Filter the data for lines with the word "ancora", then copy every line so identified.

— start Given records —

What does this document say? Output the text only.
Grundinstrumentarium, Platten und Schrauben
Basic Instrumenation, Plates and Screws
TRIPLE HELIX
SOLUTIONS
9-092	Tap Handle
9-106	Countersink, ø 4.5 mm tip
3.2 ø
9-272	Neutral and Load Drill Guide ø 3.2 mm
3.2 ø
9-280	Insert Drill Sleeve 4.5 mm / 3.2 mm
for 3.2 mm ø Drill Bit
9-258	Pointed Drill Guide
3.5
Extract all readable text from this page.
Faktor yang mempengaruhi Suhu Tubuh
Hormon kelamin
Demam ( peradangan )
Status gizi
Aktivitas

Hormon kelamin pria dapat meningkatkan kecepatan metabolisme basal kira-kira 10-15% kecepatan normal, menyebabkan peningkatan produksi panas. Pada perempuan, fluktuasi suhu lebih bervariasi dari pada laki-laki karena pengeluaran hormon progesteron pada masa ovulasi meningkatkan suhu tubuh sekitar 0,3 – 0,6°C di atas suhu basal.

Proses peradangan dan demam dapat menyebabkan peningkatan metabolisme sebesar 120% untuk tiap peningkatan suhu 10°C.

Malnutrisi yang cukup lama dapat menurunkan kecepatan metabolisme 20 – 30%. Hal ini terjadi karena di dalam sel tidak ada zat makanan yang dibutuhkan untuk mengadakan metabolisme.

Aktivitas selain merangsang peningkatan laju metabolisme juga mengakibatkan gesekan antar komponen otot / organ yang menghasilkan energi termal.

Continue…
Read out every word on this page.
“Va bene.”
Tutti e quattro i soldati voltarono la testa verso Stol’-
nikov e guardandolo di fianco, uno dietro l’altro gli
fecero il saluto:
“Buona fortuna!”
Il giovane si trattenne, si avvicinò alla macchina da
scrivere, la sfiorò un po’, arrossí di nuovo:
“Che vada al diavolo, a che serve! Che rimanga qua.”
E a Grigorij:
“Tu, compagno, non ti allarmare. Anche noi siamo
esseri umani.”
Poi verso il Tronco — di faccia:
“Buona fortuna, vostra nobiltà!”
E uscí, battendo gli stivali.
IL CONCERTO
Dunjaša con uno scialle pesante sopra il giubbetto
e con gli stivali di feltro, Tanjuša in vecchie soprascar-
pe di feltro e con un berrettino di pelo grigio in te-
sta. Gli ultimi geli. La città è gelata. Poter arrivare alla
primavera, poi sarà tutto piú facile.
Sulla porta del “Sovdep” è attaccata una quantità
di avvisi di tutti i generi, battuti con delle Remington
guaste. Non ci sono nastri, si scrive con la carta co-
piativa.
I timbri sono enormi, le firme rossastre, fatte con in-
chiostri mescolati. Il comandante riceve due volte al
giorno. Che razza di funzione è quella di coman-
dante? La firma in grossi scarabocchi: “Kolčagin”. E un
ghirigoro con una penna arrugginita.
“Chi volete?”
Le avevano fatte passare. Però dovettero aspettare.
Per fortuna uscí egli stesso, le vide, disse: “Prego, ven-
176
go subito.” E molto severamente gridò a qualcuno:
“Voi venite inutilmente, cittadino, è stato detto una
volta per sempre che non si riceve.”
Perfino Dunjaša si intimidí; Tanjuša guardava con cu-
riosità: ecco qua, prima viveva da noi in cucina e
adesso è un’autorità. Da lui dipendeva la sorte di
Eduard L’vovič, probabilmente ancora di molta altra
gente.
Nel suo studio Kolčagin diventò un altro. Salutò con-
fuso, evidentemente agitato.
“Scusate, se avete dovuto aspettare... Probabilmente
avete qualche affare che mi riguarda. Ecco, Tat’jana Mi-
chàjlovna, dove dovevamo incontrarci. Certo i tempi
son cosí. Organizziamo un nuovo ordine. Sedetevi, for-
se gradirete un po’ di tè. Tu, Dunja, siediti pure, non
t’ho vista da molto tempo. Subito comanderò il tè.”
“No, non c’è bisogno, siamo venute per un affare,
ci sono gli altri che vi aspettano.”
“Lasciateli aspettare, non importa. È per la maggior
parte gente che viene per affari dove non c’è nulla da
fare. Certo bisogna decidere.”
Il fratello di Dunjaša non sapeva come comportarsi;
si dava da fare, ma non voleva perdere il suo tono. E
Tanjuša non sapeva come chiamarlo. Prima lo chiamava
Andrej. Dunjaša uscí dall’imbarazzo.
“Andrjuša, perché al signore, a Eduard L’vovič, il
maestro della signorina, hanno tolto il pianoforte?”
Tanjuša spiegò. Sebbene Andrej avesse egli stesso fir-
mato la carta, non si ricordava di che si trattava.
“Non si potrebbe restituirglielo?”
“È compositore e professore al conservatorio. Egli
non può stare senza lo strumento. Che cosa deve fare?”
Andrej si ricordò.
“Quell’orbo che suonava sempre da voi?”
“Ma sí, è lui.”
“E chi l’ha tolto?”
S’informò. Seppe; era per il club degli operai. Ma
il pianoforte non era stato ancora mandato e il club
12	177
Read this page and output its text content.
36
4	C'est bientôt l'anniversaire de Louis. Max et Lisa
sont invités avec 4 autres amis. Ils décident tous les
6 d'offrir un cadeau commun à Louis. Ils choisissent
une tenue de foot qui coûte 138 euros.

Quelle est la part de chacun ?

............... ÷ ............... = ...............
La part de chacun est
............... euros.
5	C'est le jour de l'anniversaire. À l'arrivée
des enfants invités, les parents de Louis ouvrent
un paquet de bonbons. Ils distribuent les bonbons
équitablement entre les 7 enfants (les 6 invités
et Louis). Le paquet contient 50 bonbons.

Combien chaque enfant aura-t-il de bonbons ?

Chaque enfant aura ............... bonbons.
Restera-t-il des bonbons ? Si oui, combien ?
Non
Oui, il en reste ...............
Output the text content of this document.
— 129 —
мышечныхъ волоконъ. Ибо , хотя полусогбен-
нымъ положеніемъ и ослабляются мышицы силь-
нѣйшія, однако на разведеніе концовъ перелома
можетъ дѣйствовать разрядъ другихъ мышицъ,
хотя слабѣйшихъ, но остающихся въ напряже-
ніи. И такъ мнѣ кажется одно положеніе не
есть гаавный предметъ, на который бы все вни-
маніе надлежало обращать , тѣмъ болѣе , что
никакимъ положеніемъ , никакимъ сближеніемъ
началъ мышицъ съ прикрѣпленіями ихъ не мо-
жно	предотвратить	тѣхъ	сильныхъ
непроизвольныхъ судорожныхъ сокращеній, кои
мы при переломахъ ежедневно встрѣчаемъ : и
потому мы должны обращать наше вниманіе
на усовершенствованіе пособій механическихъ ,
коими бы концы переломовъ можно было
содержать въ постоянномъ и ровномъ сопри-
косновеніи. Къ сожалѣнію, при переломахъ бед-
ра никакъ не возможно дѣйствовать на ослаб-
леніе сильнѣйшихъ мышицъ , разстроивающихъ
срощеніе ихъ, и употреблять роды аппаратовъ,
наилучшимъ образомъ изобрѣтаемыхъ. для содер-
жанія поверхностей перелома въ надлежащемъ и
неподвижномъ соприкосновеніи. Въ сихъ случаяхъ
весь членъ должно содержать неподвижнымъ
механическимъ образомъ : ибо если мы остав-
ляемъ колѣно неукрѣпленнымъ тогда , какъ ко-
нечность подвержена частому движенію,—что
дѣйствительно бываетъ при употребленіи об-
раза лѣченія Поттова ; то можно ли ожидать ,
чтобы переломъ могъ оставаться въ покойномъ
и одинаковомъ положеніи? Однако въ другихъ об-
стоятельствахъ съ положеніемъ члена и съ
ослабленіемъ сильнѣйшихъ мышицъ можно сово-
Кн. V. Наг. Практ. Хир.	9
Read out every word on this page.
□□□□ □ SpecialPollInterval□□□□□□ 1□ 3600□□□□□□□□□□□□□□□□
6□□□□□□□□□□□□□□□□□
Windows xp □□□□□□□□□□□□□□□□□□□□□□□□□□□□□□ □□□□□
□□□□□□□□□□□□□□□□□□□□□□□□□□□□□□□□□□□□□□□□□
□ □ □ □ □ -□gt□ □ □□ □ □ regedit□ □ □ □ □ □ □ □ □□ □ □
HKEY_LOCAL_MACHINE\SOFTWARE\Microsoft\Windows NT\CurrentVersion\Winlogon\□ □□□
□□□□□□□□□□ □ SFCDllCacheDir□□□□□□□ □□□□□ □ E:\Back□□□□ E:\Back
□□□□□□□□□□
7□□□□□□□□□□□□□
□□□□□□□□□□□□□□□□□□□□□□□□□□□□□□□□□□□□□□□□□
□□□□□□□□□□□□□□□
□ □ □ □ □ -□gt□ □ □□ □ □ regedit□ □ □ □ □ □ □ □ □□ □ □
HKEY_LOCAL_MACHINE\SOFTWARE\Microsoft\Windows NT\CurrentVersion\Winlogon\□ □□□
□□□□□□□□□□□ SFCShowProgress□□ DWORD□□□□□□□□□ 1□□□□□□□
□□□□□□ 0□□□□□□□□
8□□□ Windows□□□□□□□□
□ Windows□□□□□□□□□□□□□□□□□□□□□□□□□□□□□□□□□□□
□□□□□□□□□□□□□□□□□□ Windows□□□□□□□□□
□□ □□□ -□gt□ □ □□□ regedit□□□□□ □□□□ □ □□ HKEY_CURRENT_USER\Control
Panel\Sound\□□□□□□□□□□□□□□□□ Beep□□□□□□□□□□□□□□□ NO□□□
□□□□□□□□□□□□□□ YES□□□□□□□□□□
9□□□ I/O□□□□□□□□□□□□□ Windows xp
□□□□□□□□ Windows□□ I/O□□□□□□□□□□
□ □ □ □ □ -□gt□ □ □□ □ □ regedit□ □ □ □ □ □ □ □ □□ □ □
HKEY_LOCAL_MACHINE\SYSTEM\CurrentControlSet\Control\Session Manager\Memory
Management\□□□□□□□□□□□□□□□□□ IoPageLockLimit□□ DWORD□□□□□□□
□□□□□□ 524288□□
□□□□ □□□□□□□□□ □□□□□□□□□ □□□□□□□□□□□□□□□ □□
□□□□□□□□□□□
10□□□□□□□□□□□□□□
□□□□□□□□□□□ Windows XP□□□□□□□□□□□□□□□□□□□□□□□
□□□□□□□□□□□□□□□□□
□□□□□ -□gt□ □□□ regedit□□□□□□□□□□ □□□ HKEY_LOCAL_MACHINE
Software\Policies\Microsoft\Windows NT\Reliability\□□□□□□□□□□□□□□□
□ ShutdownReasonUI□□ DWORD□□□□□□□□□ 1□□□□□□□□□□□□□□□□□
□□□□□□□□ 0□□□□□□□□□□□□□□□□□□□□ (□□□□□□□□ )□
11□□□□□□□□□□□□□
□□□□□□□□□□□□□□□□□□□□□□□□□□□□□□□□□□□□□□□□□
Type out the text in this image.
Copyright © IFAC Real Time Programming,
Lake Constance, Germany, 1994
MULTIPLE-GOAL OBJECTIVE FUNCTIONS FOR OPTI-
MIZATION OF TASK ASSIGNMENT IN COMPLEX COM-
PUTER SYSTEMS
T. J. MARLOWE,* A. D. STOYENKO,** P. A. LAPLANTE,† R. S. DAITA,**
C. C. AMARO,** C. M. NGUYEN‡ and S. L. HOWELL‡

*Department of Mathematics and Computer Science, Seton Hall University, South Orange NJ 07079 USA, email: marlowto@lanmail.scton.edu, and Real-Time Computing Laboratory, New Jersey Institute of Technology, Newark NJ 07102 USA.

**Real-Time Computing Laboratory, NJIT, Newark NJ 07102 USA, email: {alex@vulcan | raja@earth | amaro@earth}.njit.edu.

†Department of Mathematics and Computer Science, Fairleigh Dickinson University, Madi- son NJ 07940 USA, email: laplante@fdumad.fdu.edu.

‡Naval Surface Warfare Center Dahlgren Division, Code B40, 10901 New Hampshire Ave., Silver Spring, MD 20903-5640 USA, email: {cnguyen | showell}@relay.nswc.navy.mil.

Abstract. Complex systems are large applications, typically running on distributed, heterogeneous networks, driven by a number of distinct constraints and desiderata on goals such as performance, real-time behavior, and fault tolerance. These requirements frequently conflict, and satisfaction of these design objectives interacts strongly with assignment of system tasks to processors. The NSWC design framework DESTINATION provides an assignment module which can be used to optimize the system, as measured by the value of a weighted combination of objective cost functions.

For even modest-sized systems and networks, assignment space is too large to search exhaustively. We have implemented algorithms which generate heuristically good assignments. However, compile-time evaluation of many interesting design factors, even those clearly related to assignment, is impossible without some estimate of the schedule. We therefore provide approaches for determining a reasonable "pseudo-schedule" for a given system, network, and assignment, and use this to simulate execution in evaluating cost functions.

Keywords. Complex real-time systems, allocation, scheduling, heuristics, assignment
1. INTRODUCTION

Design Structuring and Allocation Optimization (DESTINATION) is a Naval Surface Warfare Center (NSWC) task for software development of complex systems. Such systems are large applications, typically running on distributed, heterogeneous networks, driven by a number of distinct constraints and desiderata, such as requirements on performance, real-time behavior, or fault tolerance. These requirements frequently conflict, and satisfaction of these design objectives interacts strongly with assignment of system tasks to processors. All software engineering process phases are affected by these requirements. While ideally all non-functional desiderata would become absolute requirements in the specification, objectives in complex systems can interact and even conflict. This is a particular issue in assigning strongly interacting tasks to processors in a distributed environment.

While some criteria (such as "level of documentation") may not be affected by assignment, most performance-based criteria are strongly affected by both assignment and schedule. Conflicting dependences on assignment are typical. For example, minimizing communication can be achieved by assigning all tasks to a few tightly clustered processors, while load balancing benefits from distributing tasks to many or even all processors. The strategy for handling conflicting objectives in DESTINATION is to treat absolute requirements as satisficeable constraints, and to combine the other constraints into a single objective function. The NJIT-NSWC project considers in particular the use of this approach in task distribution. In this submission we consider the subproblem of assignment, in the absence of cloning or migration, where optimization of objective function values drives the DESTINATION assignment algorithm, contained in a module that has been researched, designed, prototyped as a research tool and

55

— end Given records —

#### [Finished exercise]
Eduard L’vovič, probabilmente ancora di molta altra
il pianoforte non era stato ancora mandato e il club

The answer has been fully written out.